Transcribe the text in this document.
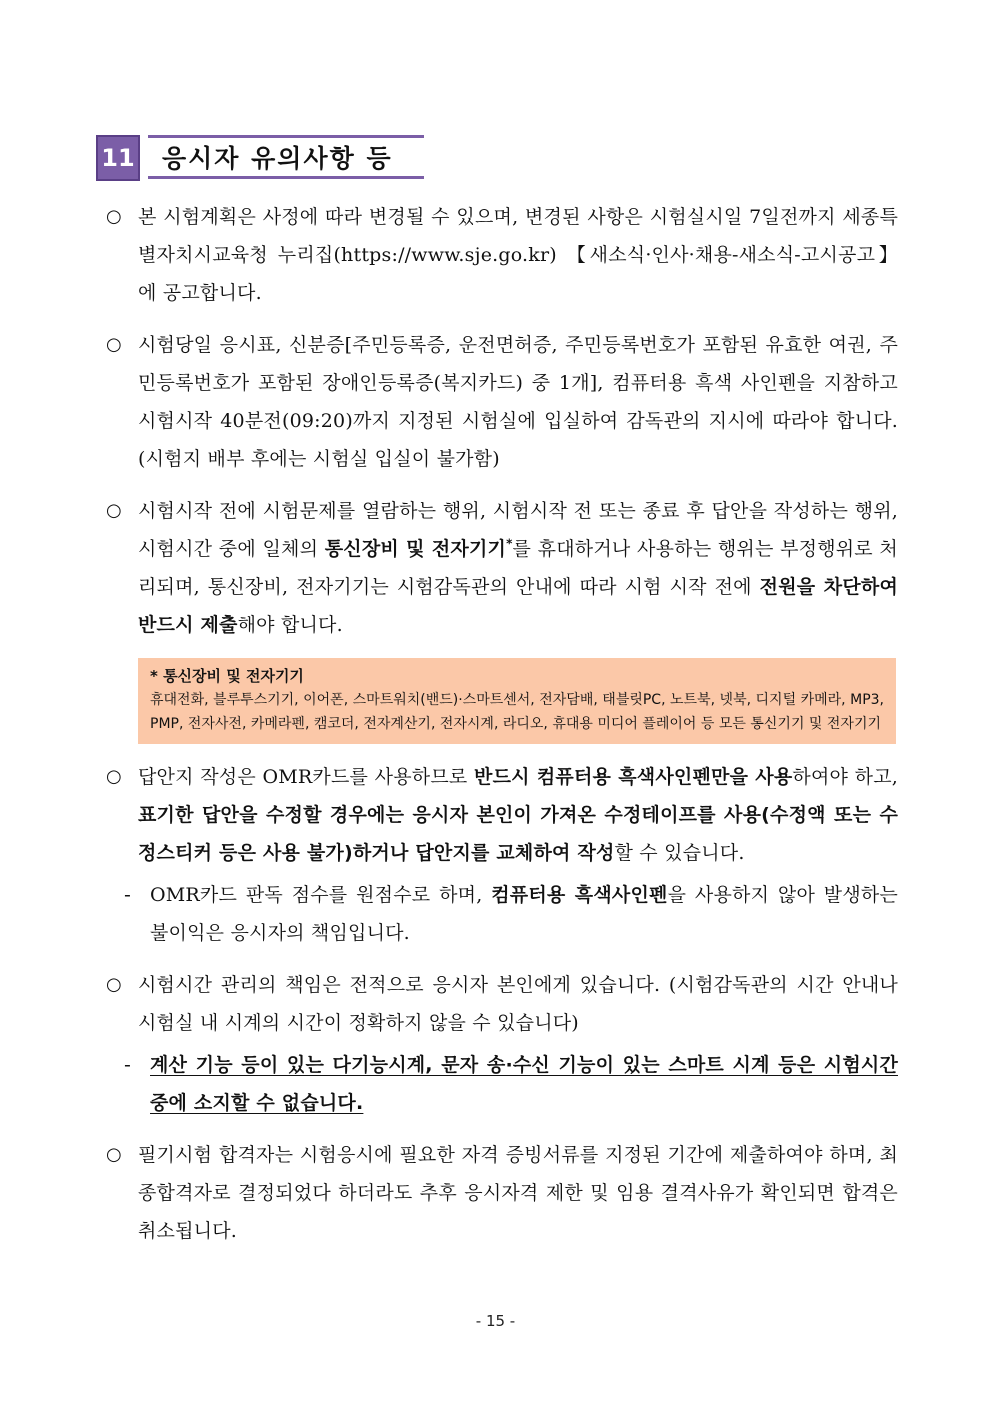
11 응시자 유의사항 등
○ 본 시험계획은 사정에 따라 변경될 수 있으며, 변경된 사항은 시험실시일 7일전까지 세종특별자치시교육청 누리집(https://www.sje.go.kr) 【새소식·인사·채용-새소식-고시공고】에 공고합니다.
○ 시험당일 응시표, 신분증[주민등록증, 운전면허증, 주민등록번호가 포함된 유효한 여권, 주민등록번호가 포함된 장애인등록증(복지카드) 중 1개], 컴퓨터용 흑색 사인펜을 지참하고 시험시작 40분전(09:20)까지 지정된 시험실에 입실하여 감독관의 지시에 따라야 합니다. (시험지 배부 후에는 시험실 입실이 불가함)
○ 시험시작 전에 시험문제를 열람하는 행위, 시험시작 전 또는 종료 후 답안을 작성하는 행위, 시험시간 중에 일체의 통신장비 및 전자기기*를 휴대하거나 사용하는 행위는 부정행위로 처리되며, 통신장비, 전자기기는 시험감독관의 안내에 따라 시험 시작 전에 전원을 차단하여 반드시 제출해야 합니다.
* 통신장비 및 전자기기
휴대전화, 블루투스기기, 이어폰, 스마트워치(밴드)·스마트센서, 전자담배, 태블릿PC, 노트북, 넷북, 디지털 카메라, MP3, PMP, 전자사전, 카메라펜, 캠코더, 전자계산기, 전자시계, 라디오, 휴대용 미디어 플레이어 등 모든 통신기기 및 전자기기
○ 답안지 작성은 OMR카드를 사용하므로 반드시 컴퓨터용 흑색사인펜만을 사용하여야 하고, 표기한 답안을 수정할 경우에는 응시자 본인이 가져온 수정테이프를 사용(수정액 또는 수정스티커 등은 사용 불가)하거나 답안지를 교체하여 작성할 수 있습니다.
- OMR카드 판독 점수를 원점수로 하며, 컴퓨터용 흑색사인펜을 사용하지 않아 발생하는 불이익은 응시자의 책임입니다.
○ 시험시간 관리의 책임은 전적으로 응시자 본인에게 있습니다. (시험감독관의 시간 안내나 시험실 내 시계의 시간이 정확하지 않을 수 있습니다)
- 계산 기능 등이 있는 다기능시계, 문자 송·수신 기능이 있는 스마트 시계 등은 시험시간 중에 소지할 수 없습니다.
○ 필기시험 합격자는 시험응시에 필요한 자격 증빙서류를 지정된 기간에 제출하여야 하며, 최종합격자로 결정되었다 하더라도 추후 응시자격 제한 및 임용 결격사유가 확인되면 합격은 취소됩니다.
- 15 -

━━━━

• _STATED EXERCISE_
Select all lines with the word "통신장비" from the entries above.

• _CORRECT ANSWER_
○ 시험시작 전에 시험문제를 열람하는 행위, 시험시작 전 또는 종료 후 답안을 작성하는 행위, 시험시간 중에 일체의 통신장비 및 전자기기*를 휴대하거나 사용하는 행위는 부정행위로 처리되며, 통신장비, 전자기기는 시험감독관의 안내에 따라 시험 시작 전에 전원을 차단하여 반드시 제출해야 합니다.
* 통신장비 및 전자기기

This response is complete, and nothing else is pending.